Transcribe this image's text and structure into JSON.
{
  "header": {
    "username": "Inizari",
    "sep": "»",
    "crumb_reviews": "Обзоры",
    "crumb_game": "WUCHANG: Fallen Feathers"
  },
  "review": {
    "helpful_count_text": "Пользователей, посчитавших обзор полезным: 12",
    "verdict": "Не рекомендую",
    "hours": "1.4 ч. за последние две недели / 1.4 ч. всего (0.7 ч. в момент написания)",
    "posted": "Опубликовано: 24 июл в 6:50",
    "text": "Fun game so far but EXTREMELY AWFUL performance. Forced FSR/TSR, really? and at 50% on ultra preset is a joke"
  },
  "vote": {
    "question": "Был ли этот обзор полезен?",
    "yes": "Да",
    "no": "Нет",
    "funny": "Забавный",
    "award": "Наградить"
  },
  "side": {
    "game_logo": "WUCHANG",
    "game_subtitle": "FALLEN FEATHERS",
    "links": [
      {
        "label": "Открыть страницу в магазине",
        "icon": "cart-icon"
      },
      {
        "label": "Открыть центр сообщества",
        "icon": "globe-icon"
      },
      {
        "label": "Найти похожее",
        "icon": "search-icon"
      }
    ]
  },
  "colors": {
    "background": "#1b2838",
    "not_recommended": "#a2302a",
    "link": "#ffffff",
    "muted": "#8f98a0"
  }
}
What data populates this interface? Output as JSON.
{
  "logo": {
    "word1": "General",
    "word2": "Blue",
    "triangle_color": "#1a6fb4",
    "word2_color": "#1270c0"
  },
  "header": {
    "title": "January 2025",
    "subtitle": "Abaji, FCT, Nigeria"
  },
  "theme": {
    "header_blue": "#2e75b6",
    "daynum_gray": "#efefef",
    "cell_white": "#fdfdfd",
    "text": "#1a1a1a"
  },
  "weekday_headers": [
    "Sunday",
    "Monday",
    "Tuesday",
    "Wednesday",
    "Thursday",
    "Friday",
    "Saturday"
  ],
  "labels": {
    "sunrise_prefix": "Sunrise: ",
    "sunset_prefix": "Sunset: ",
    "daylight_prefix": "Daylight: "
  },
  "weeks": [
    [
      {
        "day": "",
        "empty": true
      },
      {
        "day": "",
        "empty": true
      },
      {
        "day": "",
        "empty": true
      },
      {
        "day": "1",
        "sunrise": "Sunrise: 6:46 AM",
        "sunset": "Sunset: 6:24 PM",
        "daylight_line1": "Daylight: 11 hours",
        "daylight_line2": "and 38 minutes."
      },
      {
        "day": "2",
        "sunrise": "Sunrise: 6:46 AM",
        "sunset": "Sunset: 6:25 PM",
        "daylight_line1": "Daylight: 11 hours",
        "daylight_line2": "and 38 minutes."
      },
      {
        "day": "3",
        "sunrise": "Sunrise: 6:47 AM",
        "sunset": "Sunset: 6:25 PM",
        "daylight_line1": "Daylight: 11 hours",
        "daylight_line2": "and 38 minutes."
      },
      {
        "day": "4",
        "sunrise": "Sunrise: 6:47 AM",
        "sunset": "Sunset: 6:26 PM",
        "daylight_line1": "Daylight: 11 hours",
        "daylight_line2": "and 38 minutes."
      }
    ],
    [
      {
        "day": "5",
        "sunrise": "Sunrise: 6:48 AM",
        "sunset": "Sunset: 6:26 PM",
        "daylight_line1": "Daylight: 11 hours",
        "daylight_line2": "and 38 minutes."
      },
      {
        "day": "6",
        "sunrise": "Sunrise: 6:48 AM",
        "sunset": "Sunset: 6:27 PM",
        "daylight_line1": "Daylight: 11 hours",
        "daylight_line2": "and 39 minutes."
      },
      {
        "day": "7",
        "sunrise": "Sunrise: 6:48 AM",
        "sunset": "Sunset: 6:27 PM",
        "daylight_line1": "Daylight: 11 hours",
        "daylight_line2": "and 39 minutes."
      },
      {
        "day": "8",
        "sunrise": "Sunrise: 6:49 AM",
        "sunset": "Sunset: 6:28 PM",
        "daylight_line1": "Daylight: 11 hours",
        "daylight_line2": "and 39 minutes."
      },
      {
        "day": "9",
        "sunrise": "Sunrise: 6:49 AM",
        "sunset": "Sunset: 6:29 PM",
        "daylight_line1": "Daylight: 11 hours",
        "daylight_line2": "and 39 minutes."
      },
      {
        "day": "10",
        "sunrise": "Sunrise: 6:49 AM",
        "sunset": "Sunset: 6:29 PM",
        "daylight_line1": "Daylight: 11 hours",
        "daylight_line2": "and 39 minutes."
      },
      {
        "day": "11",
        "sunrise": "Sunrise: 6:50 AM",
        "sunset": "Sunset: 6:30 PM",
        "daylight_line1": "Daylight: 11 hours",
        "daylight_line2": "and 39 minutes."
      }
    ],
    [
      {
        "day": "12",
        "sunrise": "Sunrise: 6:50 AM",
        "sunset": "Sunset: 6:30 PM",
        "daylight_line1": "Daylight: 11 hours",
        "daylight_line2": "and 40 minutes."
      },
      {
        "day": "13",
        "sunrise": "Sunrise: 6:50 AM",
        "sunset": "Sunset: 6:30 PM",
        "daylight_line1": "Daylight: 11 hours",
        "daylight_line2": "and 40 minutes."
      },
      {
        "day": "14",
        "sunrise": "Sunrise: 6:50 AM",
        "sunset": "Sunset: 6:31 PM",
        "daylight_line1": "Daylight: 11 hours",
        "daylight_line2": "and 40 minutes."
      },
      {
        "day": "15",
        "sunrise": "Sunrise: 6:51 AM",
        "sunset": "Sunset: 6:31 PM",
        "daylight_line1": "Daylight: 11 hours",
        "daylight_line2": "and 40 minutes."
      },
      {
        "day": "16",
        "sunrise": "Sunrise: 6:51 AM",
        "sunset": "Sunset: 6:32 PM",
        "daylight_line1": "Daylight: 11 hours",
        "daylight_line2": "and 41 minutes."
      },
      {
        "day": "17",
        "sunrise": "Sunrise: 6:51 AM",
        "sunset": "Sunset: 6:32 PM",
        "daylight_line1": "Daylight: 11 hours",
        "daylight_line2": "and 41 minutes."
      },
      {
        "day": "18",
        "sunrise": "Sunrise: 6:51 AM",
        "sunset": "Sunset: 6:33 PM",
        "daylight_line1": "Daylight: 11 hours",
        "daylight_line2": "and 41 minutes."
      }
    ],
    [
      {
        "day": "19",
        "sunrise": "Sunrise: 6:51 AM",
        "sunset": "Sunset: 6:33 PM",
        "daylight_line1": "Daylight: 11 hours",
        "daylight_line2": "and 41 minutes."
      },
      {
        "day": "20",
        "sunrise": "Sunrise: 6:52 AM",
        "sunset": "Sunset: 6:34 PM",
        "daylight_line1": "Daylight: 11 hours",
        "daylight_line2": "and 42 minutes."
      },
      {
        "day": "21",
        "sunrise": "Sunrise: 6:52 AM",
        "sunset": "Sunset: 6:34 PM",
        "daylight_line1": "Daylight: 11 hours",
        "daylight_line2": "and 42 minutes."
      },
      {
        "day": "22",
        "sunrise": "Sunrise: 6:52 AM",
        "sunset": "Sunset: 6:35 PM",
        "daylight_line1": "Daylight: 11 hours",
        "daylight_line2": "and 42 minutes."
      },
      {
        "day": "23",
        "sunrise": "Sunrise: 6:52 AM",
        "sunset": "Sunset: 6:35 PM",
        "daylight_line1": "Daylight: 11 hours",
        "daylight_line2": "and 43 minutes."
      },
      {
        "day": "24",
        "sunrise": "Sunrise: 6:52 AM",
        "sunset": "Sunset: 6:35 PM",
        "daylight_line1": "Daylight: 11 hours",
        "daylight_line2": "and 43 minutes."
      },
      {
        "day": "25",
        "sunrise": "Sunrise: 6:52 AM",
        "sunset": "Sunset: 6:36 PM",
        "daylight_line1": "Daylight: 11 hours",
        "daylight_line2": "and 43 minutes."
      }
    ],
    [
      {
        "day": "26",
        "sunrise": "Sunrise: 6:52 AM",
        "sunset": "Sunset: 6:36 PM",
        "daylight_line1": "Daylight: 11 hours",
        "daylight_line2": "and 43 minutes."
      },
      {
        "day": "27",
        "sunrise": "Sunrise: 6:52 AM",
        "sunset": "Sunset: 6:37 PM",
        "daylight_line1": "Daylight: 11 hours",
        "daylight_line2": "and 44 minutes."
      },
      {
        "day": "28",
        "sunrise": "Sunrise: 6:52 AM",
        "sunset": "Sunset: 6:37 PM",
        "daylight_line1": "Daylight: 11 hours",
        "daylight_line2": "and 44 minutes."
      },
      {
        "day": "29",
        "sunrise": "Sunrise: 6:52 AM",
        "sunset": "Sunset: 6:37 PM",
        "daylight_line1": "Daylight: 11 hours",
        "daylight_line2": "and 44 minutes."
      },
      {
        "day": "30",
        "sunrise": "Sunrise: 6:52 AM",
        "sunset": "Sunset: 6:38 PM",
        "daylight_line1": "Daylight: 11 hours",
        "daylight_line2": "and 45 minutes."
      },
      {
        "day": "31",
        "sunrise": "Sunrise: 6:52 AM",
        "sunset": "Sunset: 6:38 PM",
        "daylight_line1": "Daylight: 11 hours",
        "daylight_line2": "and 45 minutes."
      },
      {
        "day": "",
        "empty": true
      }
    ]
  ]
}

- - - - - - -

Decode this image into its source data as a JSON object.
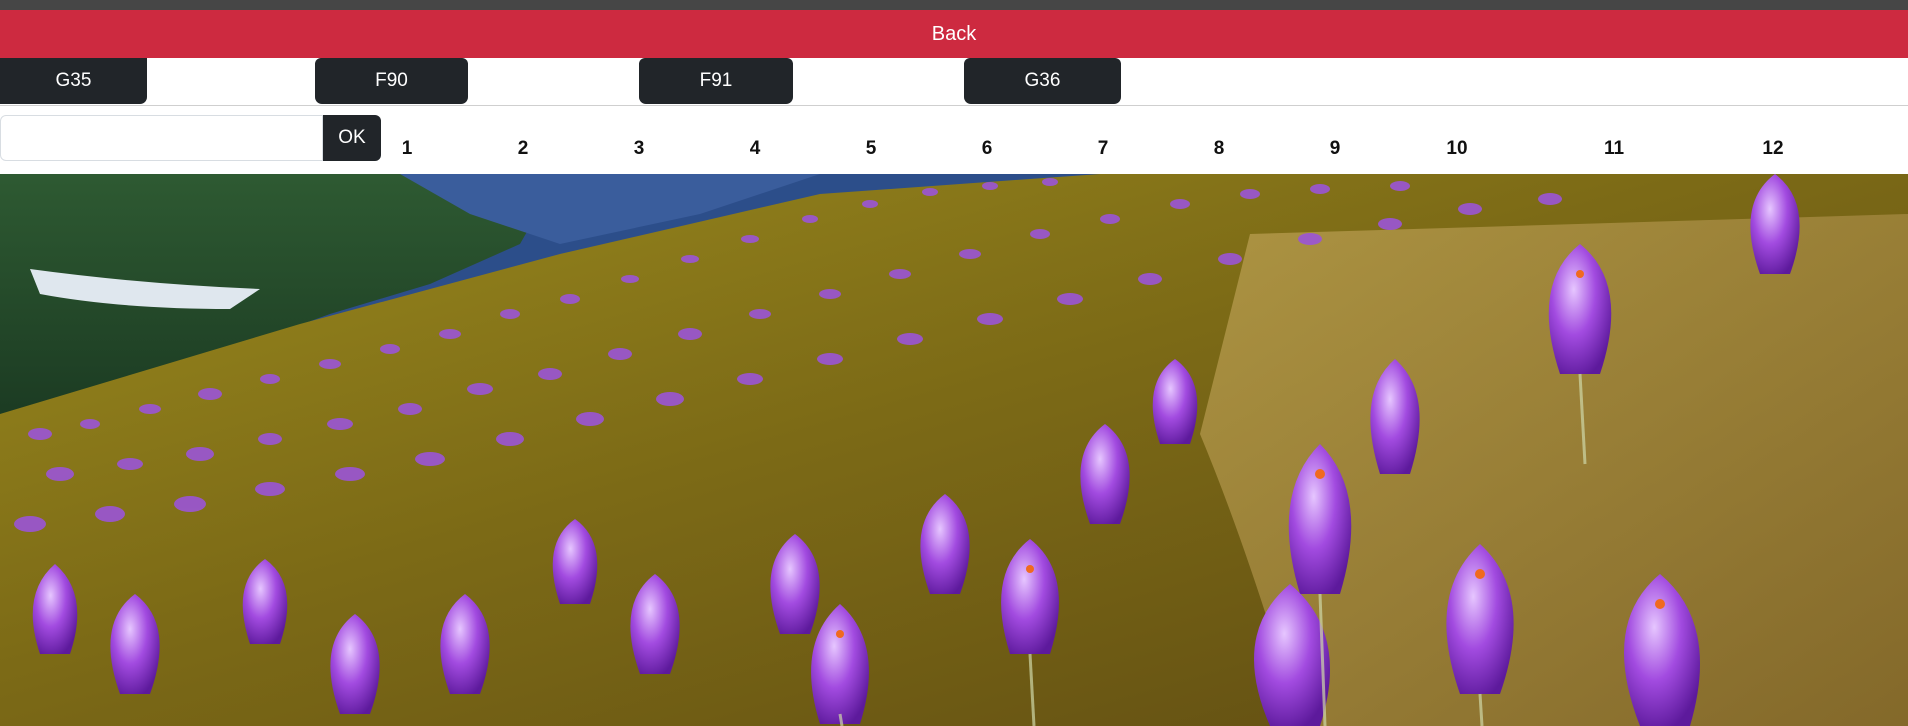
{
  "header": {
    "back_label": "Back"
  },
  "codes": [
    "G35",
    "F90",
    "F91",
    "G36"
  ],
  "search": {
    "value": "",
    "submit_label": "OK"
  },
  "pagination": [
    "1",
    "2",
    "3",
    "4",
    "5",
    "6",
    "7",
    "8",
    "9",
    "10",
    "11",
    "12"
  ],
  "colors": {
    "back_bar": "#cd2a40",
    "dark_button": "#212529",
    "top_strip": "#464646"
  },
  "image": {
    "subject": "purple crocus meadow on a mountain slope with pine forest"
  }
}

- - - - - - -

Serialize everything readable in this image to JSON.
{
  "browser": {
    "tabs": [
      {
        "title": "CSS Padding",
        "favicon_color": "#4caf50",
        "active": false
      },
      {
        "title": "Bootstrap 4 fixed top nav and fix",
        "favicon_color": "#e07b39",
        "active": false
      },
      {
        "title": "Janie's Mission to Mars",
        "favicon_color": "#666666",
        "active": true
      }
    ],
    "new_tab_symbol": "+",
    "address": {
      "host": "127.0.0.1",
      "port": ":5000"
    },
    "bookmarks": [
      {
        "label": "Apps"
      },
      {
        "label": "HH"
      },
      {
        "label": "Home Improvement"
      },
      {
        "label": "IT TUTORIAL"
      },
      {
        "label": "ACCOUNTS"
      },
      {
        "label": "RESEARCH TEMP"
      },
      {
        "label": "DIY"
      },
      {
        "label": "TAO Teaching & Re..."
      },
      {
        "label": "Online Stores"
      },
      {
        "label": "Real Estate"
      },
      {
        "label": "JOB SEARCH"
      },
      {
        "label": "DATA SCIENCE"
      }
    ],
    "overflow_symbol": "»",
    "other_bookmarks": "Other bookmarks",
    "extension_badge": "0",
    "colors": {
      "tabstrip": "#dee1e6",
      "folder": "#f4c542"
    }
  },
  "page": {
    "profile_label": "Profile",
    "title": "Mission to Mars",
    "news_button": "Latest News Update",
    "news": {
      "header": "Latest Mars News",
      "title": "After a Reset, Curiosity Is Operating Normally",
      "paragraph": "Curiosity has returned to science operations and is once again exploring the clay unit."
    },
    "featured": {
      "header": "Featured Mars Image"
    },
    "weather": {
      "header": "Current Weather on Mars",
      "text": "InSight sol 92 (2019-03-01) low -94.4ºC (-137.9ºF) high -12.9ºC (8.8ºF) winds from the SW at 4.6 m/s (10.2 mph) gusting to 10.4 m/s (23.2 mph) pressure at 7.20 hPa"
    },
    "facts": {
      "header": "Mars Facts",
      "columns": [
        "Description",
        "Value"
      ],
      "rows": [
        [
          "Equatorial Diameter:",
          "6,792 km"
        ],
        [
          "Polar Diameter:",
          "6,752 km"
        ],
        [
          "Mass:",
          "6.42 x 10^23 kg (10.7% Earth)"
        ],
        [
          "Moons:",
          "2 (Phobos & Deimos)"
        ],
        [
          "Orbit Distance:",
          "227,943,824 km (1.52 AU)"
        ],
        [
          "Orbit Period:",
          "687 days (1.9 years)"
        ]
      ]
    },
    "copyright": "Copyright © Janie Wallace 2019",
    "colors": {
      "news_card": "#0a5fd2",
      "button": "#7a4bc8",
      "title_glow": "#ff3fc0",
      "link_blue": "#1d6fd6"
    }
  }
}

- - - - - - -

Each line that contains the word "Mars" counts toward the total; give only that total.

6